__EXERCISE PROMPT__: Skip the images. Copy the records exactly as written.

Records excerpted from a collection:
-- start --
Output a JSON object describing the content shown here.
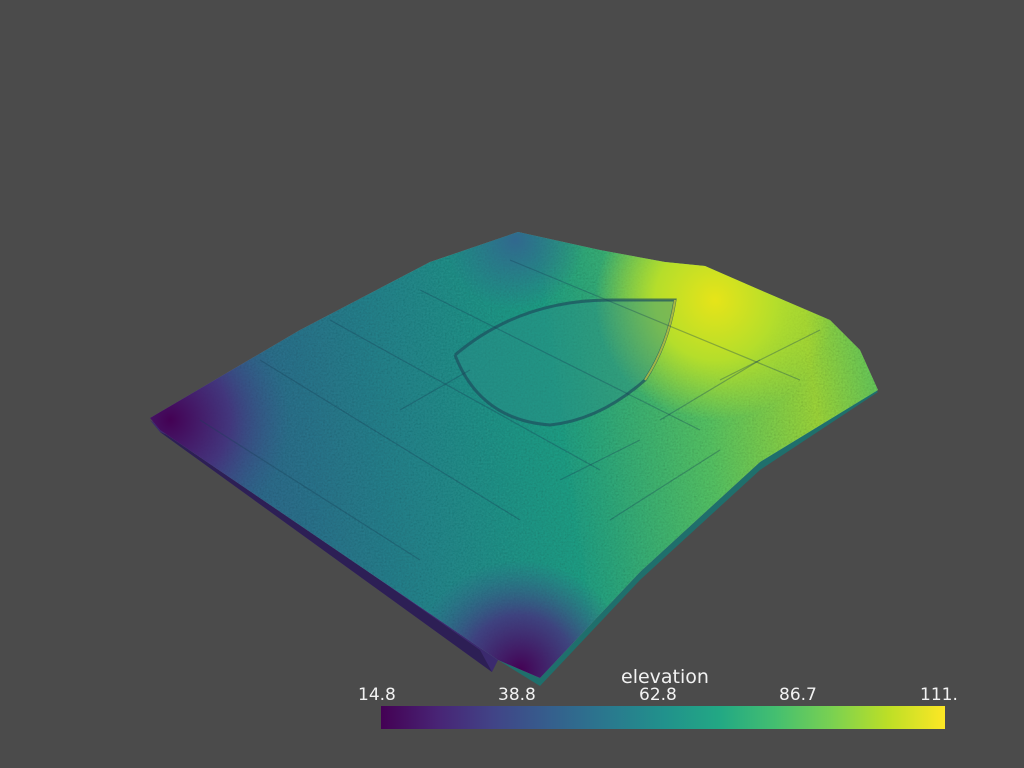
{
  "scalar_bar": {
    "title": "elevation",
    "colormap": "viridis",
    "ticks": [
      "14.8",
      "38.8",
      "62.8",
      "86.7",
      "111."
    ]
  },
  "scene": {
    "background_color": "#4b4b4b",
    "object": "terrain-surface"
  }
}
-- end --
__CORRECT RESPONSE__:
Output a JSON object describing the content shown here.
{
  "scalar_bar": {
    "title": "elevation",
    "colormap": "viridis",
    "ticks": [
      "14.8",
      "38.8",
      "62.8",
      "86.7",
      "111."
    ]
  },
  "scene": {
    "background_color": "#4b4b4b",
    "object": "terrain-surface"
  }
}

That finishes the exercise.